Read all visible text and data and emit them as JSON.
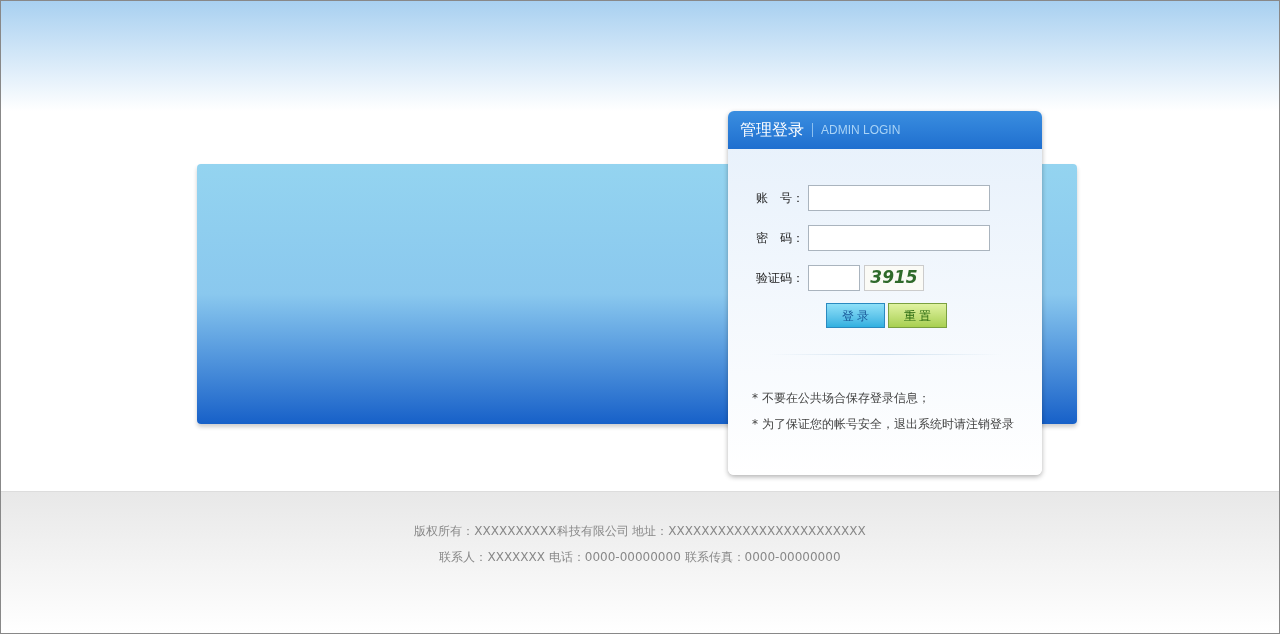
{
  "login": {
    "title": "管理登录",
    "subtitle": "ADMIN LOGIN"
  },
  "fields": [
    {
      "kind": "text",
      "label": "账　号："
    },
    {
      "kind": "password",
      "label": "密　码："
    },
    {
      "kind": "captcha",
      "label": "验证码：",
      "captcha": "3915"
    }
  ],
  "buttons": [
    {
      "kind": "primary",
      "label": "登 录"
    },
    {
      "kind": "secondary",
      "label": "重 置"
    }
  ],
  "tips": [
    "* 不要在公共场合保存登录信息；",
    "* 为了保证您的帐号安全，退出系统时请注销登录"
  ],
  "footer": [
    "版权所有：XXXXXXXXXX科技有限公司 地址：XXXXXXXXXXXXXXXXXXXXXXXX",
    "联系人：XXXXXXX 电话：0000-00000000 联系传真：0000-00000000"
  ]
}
+ + + +
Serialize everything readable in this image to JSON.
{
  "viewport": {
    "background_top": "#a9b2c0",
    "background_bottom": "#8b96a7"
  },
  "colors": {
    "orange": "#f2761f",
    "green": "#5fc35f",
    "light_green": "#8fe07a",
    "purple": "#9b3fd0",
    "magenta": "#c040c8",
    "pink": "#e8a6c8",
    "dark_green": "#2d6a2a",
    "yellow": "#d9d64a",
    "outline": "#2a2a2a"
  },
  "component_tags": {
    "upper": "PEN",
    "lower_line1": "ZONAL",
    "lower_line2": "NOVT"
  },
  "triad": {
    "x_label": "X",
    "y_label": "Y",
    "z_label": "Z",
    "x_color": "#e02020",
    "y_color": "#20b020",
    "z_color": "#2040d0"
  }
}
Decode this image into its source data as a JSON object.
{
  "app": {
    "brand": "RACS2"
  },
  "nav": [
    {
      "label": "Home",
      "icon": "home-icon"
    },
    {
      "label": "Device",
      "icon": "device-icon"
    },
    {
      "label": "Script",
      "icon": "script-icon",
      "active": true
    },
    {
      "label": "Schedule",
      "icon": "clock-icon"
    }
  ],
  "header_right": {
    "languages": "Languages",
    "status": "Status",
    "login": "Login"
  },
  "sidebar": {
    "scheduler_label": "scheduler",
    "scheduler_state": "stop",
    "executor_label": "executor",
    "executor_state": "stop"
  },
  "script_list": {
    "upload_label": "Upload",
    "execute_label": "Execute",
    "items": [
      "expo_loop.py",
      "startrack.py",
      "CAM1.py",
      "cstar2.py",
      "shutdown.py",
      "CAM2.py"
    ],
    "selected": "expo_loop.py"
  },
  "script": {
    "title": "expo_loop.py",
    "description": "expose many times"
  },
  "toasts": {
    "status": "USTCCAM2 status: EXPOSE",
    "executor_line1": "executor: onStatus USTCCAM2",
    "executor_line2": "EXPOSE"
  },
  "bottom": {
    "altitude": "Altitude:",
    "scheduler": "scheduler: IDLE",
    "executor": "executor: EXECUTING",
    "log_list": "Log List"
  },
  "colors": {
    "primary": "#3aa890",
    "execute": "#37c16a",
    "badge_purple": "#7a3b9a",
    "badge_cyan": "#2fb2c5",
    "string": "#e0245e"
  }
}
+ + + +
**AIM OF THE EXERCISE:** Where a line of the entries contains the word "kind", copy that line.

**SOLVED EXERCISE:**
      "kind": "text",
      "kind": "password",
      "kind": "captcha",
      "kind": "primary",
      "kind": "secondary",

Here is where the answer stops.